- **What to do**
Filter the entries that follow, copying every line in which the word "кожи" appears.

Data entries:
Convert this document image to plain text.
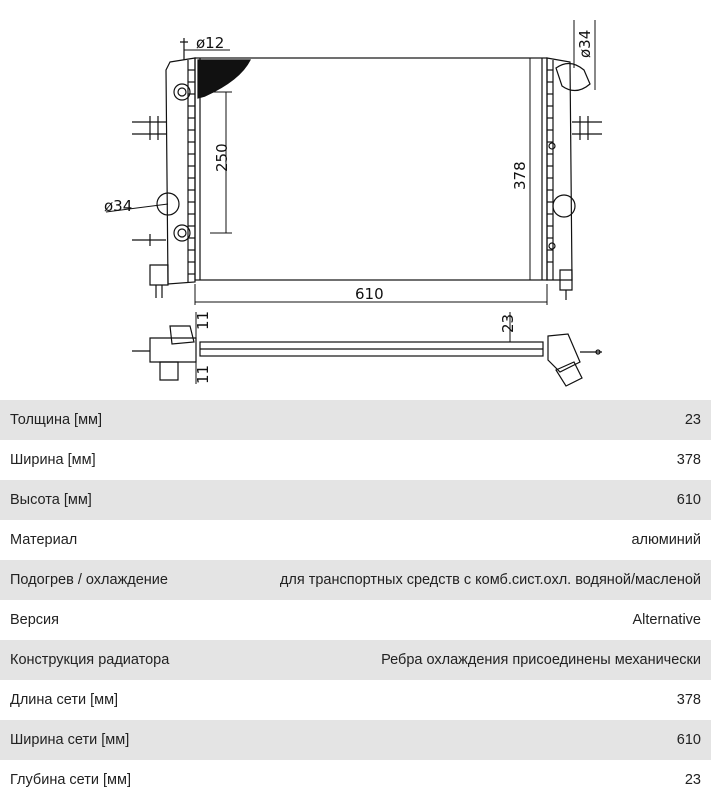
ø12
ø34
ø34
250
378
610
23
11
11
Толщина [мм]	23
Ширина [мм]	378
Высота [мм]	610
Материал	алюминий
Подогрев / охлаждение	для транспортных средств с комб.сист.охл. водяной/масленой
Версия	Alternative
Конструкция радиатора	Ребра охлаждения присоединены механически
Длина сети [мм]	378
Ширина сети [мм]	610
Глубина сети [мм]	23
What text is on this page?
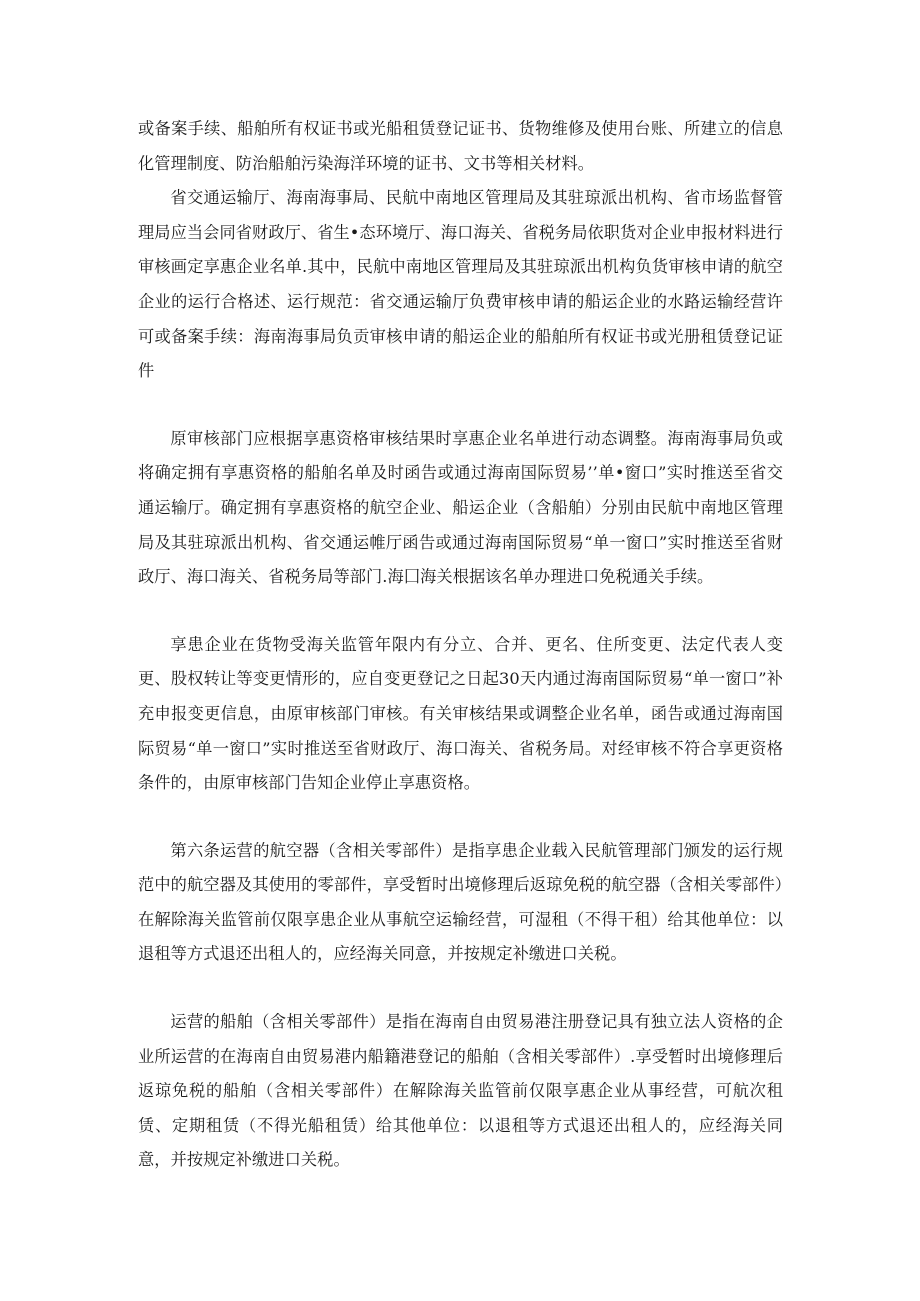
或备案手续、船舶所有权证书或光船租赁登记证书、货物维修及使用台账、所建立的信息化管理制度、防治船舶污染海洋环境的证书、文书等相关材料。

省交通运输厅、海南海事局、民航中南地区管理局及其驻琼派出机构、省市场监督管理局应当会同省财政厅、省生•态环境厅、海口海关、省税务局依职货对企业申报材料进行审核画定享惠企业名单.其中，民航中南地区管理局及其驻琼派出机构负货审核申请的航空企业的运行合格述、运行规范：省交通运输厅负费审核申请的船运企业的水路运输经营许可或备案手续：海南海事局负贡审核申请的船运企业的船舶所有权证书或光册租赁登记证件

原审核部门应根据享惠资格审核结果时享惠企业名单进行动态调整。海南海事局负或将确定拥有享惠资格的船舶名单及时函告或通过海南国际贸易’’单•窗口”实时推送至省交通运输厅。确定拥有享惠资格的航空企业、船运企业（含船舶）分别由民航中南地区管理局及其驻琼派出机构、省交通运帷厅函告或通过海南国际贸易“单一窗口”实时推送至省财政厅、海口海关、省税务局等部门.海囗海关根据该名单办理进口免税通关手续。

享患企业在货物受海关监管年限内有分立、合并、更名、住所变更、法定代表人变更、股权转让等变更情形的，应自变更登记之日起30天内通过海南国际贸易“单一窗口”补充申报变更信息，由原审核部门审核。有关审核结果或调整企业名单，函告或通过海南国际贸易“单一窗口”实时推送至省财政厅、海口海关、省税务局。对经审核不符合享更资格条件的，由原审核部门告知企业停止享惠资格。

第六条运营的航空器（含相关零部件）是指享患企业载入民航管理部门颁发的运行规范中的航空器及其使用的零部件，享受暂时出境修理后返琼免税的航空器（含相关零部件）在解除海关监管前仅限享患企业从事航空运输经营，可湿租（不得干租）给其他单位：以退租等方式退还出租人的，应经海关同意，并按规定补缴进口关税。

运营的船舶（含相关零部件）是指在海南自由贸易港注册登记具有独立法人资格的企业所运营的在海南自由贸易港内船籍港登记的船舶（含相关零部件）.享受暂时出境修理后返琼免税的船舶（含相关零部件）在解除海关监管前仅限享惠企业从事经营，可航次租赁、定期租赁（不得光船租赁）给其他单位：以退租等方式退还出租人的，应经海关同意，并按规定补缴进口关税。
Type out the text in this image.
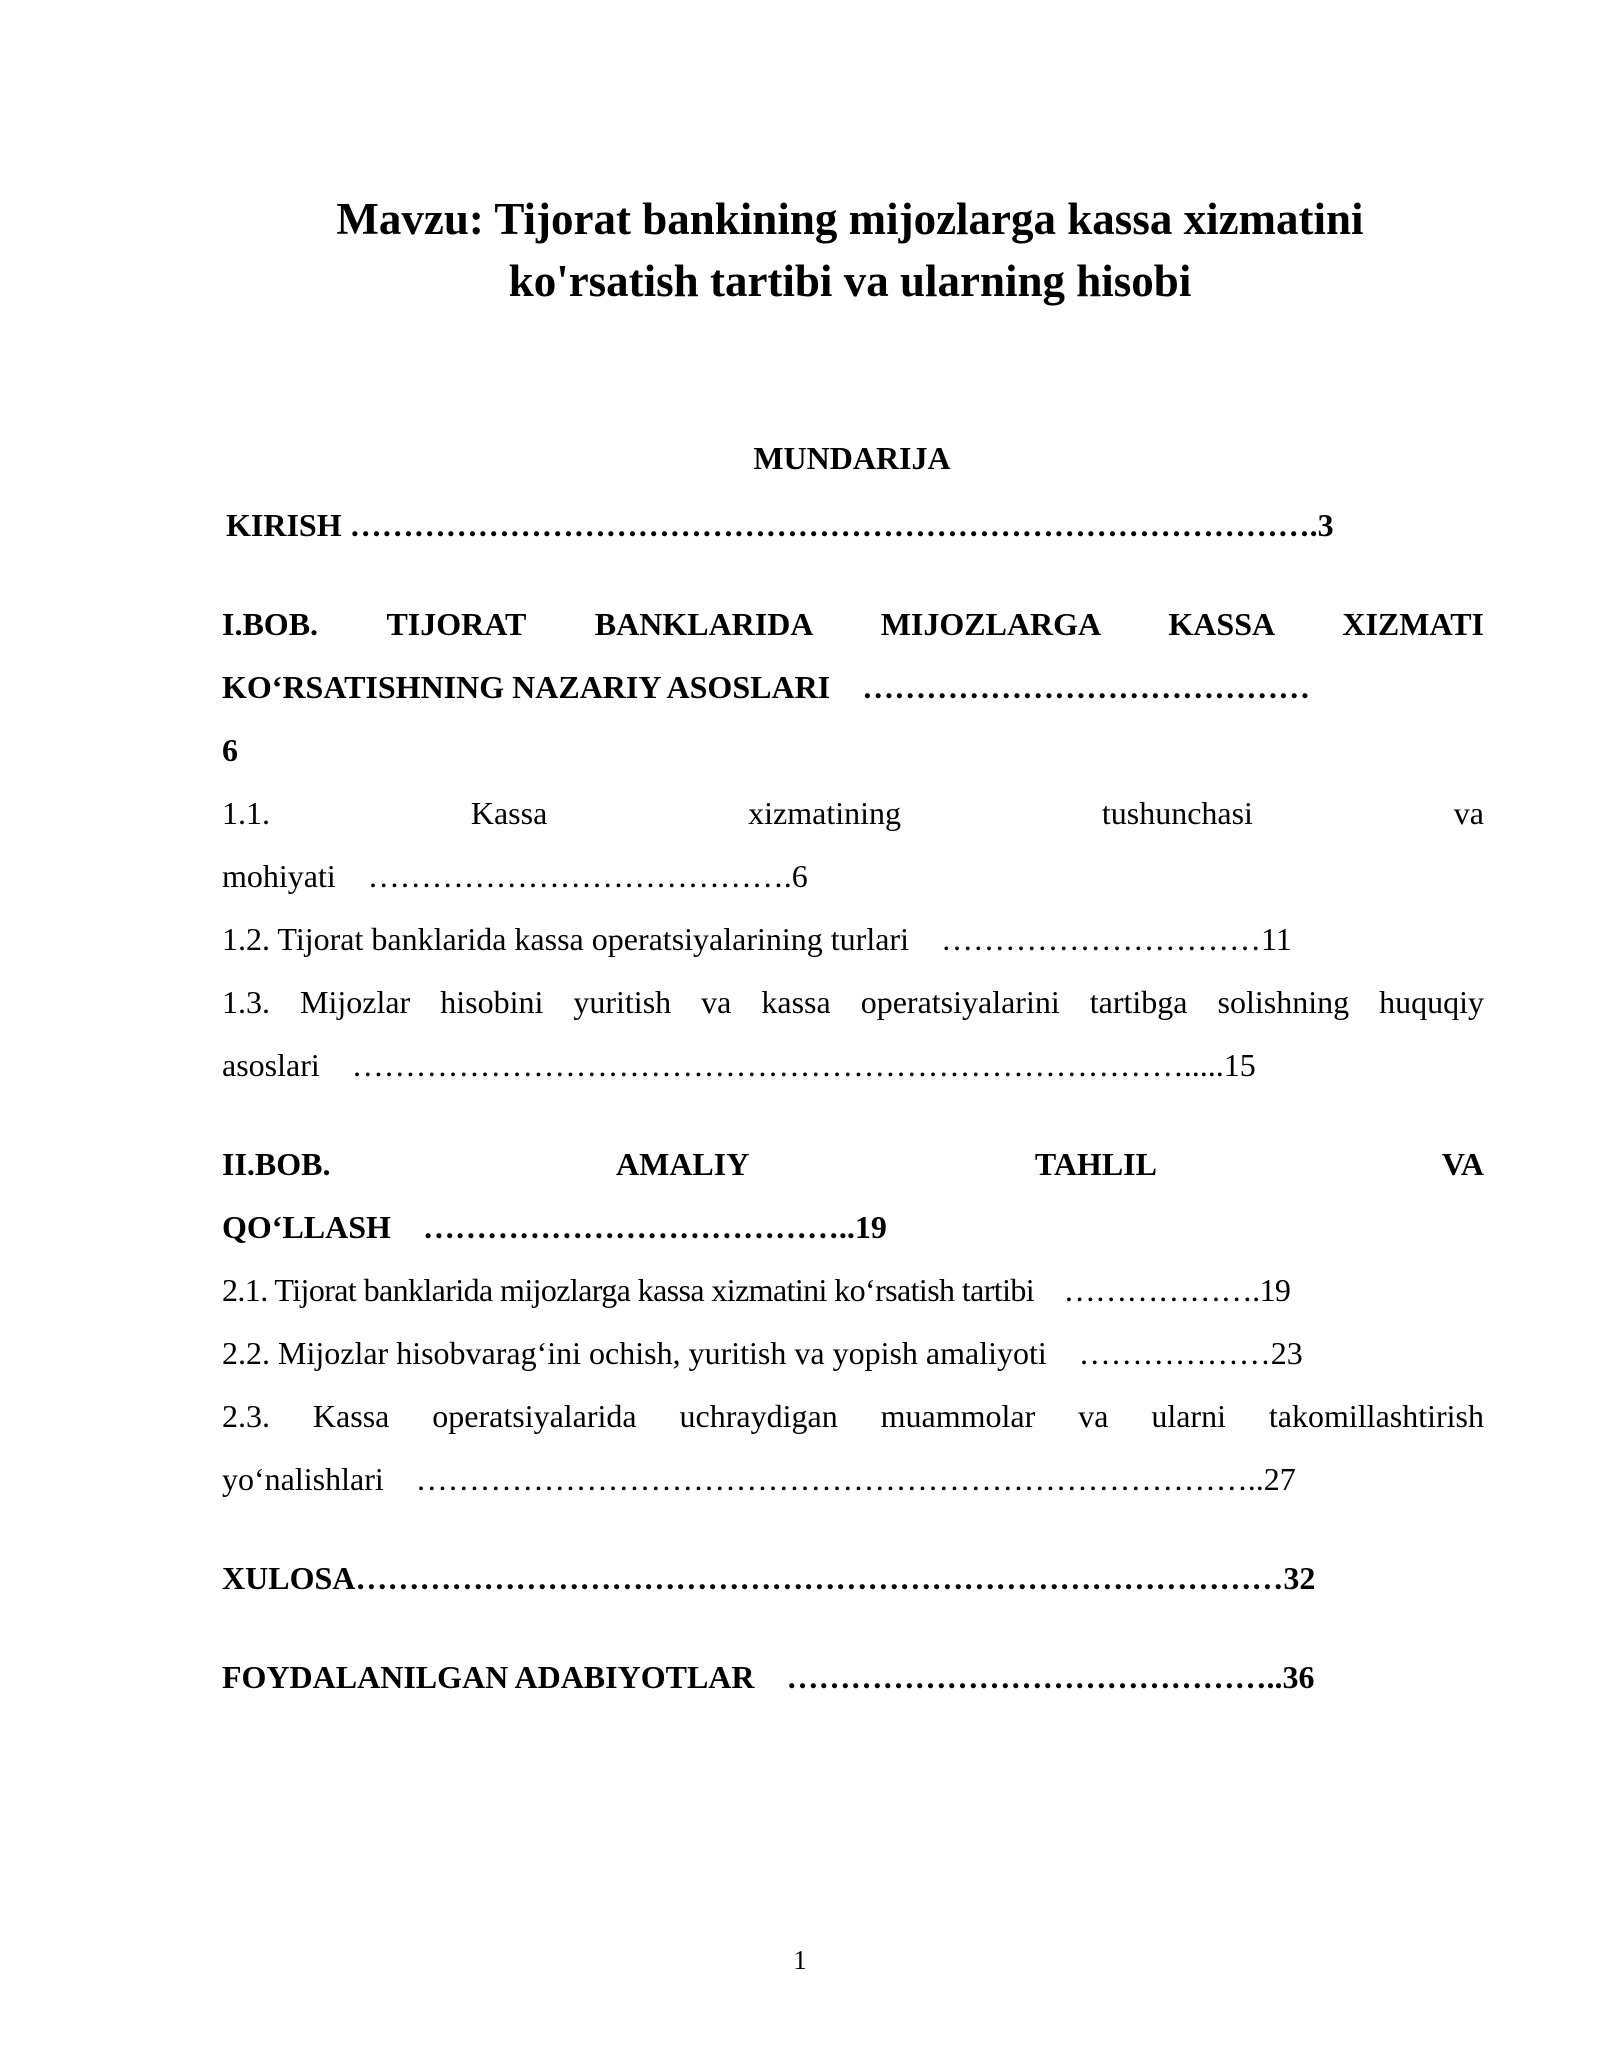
Mavzu: Tijorat bankining mijozlarga kassa xizmatini
ko'rsatish tartibi va ularning hisobi
MUNDARIJA
KIRISH ……………………………………………………………………………….3
I.BOB. TIJORAT BANKLARIDA MIJOZLARGA KASSA XIZMATI
KO‘RSATISHNING NAZARIY ASOSLARI    ……………………………………
6
1.1. Kassa xizmatining tushunchasi va
mohiyati    ………………………………….6
1.2. Tijorat banklarida kassa operatsiyalarining turlari    …………………………11
1.3. Mijozlar hisobini yuritish va kassa operatsiyalarini tartibga solishning huquqiy
asoslari    …………………………………………………………………….....15
II.BOB. AMALIY TAHLIL VA
QO‘LLASH    …………………………………..19
2.1. Tijorat banklarida mijozlarga kassa xizmatini ko‘rsatish tartibi    ……………….19
2.2. Mijozlar hisobvarag‘ini ochish, yuritish va yopish amaliyoti    ………………23
2.3. Kassa operatsiyalarida uchraydigan muammolar va ularni takomillashtirish
yo‘nalishlari    ……………………………………………………………………..27
XULOSA……………………………………………………………………………32
FOYDALANILGAN ADABIYOTLAR    ………………………………………..36
1
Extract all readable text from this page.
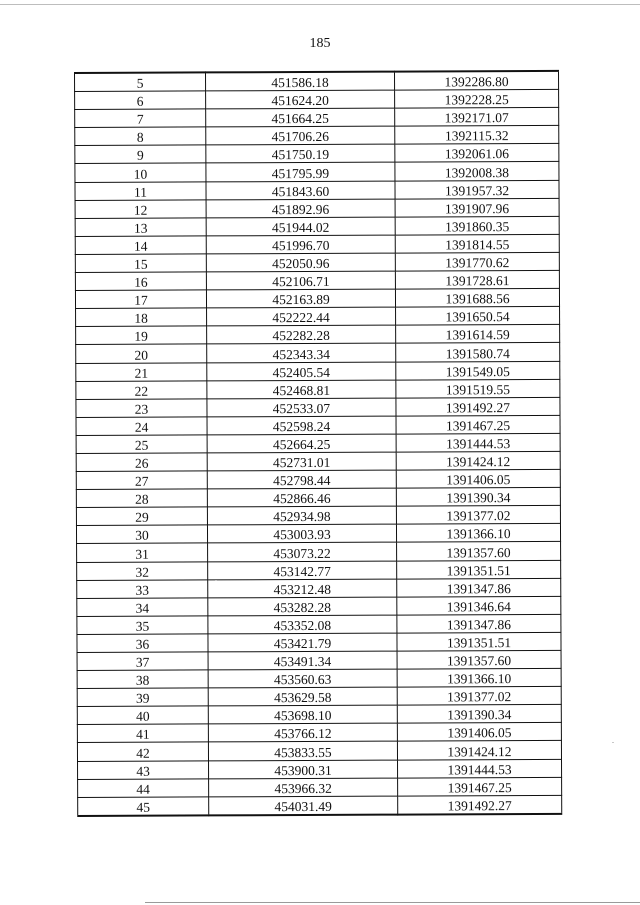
185
5	451586.18	1392286.80
6	451624.20	1392228.25
7	451664.25	1392171.07
8	451706.26	1392115.32
9	451750.19	1392061.06
10	451795.99	1392008.38
11	451843.60	1391957.32
12	451892.96	1391907.96
13	451944.02	1391860.35
14	451996.70	1391814.55
15	452050.96	1391770.62
16	452106.71	1391728.61
17	452163.89	1391688.56
18	452222.44	1391650.54
19	452282.28	1391614.59
20	452343.34	1391580.74
21	452405.54	1391549.05
22	452468.81	1391519.55
23	452533.07	1391492.27
24	452598.24	1391467.25
25	452664.25	1391444.53
26	452731.01	1391424.12
27	452798.44	1391406.05
28	452866.46	1391390.34
29	452934.98	1391377.02
30	453003.93	1391366.10
31	453073.22	1391357.60
32	453142.77	1391351.51
33	453212.48	1391347.86
34	453282.28	1391346.64
35	453352.08	1391347.86
36	453421.79	1391351.51
37	453491.34	1391357.60
38	453560.63	1391366.10
39	453629.58	1391377.02
40	453698.10	1391390.34
41	453766.12	1391406.05
42	453833.55	1391424.12
43	453900.31	1391444.53
44	453966.32	1391467.25
45	454031.49	1391492.27
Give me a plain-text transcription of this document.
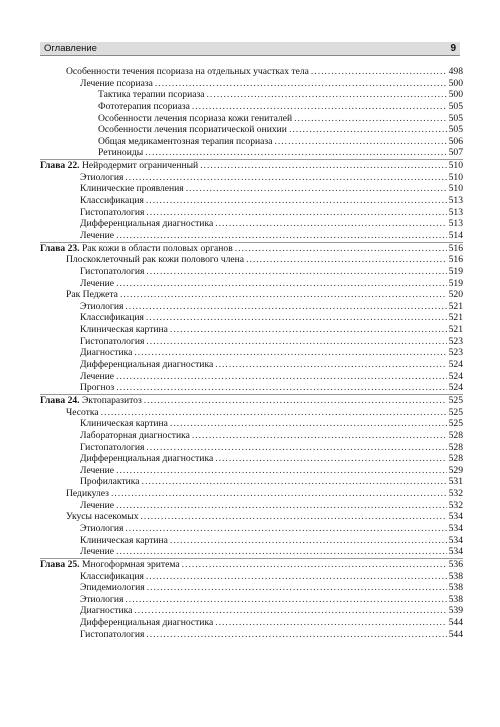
Оглавление	9
Особенности течения псориаза на отдельных участках тела .....	498
Лечение псориаза .....	500
Тактика терапии псориаза .....	500
Фототерапия псориаза .....	505
Особенности лечения псориаза кожи гениталей .....	505
Особенности лечения псориатической онихии .....	505
Общая медикаментозная терапия псориаза .....	506
Ретиноиды .....	507
Глава 22. Нейродермит ограниченный .....	510
Этиология .....	510
Клинические проявления .....	510
Классификация .....	513
Гистопатология .....	513
Дифференциальная диагностика .....	513
Лечение .....	514
Глава 23. Рак кожи в области половых органов .....	516
Плоскоклеточный рак кожи полового члена .....	516
Гистопатология .....	519
Лечение .....	519
Рак Педжета .....	520
Этиология .....	521
Классификация .....	521
Клиническая картина .....	521
Гистопатология .....	523
Диагностика .....	523
Дифференциальная диагностика .....	524
Лечение .....	524
Прогноз .....	524
Глава 24. Эктопаразитоз .....	525
Чесотка .....	525
Клиническая картина .....	525
Лабораторная диагностика .....	528
Гистопатология .....	528
Дифференциальная диагностика .....	528
Лечение .....	529
Профилактика .....	531
Педикулез .....	532
Лечение .....	532
Укусы насекомых .....	534
Этиология .....	534
Клиническая картина .....	534
Лечение .....	534
Глава 25. Многоформная эритема .....	536
Классификация .....	538
Эпидемиология .....	538
Этиология .....	538
Диагностика .....	539
Дифференциальная диагностика .....	544
Гистопатология .....	544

- **Answer for this exercise**
Особенности лечения псориаза кожи гениталей .....	505
Глава 23. Рак кожи в области половых органов .....	516
Плоскоклеточный рак кожи полового члена .....	516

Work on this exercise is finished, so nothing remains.